= WORK REQUIRED =
Extract all records. Keep each one exact.

= LISTED RECORDS =
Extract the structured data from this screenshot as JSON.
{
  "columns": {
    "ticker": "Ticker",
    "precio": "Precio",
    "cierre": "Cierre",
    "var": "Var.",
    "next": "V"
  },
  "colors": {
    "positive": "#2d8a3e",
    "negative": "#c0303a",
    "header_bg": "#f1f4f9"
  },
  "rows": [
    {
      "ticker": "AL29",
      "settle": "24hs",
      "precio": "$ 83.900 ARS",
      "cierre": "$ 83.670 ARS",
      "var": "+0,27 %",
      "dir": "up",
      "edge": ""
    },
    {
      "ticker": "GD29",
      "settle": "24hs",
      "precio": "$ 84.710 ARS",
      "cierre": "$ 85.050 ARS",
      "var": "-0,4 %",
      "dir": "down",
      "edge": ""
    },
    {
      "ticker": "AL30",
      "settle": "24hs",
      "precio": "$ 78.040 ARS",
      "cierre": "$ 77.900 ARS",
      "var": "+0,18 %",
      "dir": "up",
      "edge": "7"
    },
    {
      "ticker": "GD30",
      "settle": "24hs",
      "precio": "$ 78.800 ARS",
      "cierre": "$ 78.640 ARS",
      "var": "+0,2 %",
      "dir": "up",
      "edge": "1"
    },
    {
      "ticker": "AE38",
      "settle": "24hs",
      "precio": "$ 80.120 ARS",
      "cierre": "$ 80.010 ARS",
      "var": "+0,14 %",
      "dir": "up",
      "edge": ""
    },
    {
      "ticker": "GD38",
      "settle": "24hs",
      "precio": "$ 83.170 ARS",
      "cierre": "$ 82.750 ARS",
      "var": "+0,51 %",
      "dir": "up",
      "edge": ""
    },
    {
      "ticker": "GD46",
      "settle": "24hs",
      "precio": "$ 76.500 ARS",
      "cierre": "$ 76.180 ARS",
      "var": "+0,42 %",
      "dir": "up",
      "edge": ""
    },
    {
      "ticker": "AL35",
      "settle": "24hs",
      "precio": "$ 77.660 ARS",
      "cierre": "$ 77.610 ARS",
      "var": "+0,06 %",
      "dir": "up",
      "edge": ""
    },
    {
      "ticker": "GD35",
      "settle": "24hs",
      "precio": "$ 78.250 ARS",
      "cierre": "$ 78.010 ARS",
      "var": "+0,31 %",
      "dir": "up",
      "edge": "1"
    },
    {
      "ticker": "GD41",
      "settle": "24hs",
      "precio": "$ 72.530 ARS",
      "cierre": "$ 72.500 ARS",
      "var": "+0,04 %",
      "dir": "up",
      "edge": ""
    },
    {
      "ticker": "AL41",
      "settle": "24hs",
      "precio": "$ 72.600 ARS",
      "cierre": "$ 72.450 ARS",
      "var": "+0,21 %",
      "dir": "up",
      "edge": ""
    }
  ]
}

= TASK SOLUTION =
Extract the structured data from this screenshot as JSON.
{
  "columns": {
    "ticker": "Ticker",
    "precio": "Precio",
    "cierre": "Cierre",
    "var": "Var.",
    "next": "V"
  },
  "colors": {
    "positive": "#2d8a3e",
    "negative": "#c0303a",
    "header_bg": "#f1f4f9"
  },
  "rows": [
    {
      "ticker": "AL29",
      "settle": "24hs",
      "precio": "$ 83.900 ARS",
      "cierre": "$ 83.670 ARS",
      "var": "+0,27 %",
      "dir": "up",
      "edge": ""
    },
    {
      "ticker": "GD29",
      "settle": "24hs",
      "precio": "$ 84.710 ARS",
      "cierre": "$ 85.050 ARS",
      "var": "-0,4 %",
      "dir": "down",
      "edge": ""
    },
    {
      "ticker": "AL30",
      "settle": "24hs",
      "precio": "$ 78.040 ARS",
      "cierre": "$ 77.900 ARS",
      "var": "+0,18 %",
      "dir": "up",
      "edge": "7"
    },
    {
      "ticker": "GD30",
      "settle": "24hs",
      "precio": "$ 78.800 ARS",
      "cierre": "$ 78.640 ARS",
      "var": "+0,2 %",
      "dir": "up",
      "edge": "1"
    },
    {
      "ticker": "AE38",
      "settle": "24hs",
      "precio": "$ 80.120 ARS",
      "cierre": "$ 80.010 ARS",
      "var": "+0,14 %",
      "dir": "up",
      "edge": ""
    },
    {
      "ticker": "GD38",
      "settle": "24hs",
      "precio": "$ 83.170 ARS",
      "cierre": "$ 82.750 ARS",
      "var": "+0,51 %",
      "dir": "up",
      "edge": ""
    },
    {
      "ticker": "GD46",
      "settle": "24hs",
      "precio": "$ 76.500 ARS",
      "cierre": "$ 76.180 ARS",
      "var": "+0,42 %",
      "dir": "up",
      "edge": ""
    },
    {
      "ticker": "AL35",
      "settle": "24hs",
      "precio": "$ 77.660 ARS",
      "cierre": "$ 77.610 ARS",
      "var": "+0,06 %",
      "dir": "up",
      "edge": ""
    },
    {
      "ticker": "GD35",
      "settle": "24hs",
      "precio": "$ 78.250 ARS",
      "cierre": "$ 78.010 ARS",
      "var": "+0,31 %",
      "dir": "up",
      "edge": "1"
    },
    {
      "ticker": "GD41",
      "settle": "24hs",
      "precio": "$ 72.530 ARS",
      "cierre": "$ 72.500 ARS",
      "var": "+0,04 %",
      "dir": "up",
      "edge": ""
    },
    {
      "ticker": "AL41",
      "settle": "24hs",
      "precio": "$ 72.600 ARS",
      "cierre": "$ 72.450 ARS",
      "var": "+0,21 %",
      "dir": "up",
      "edge": ""
    }
  ]
}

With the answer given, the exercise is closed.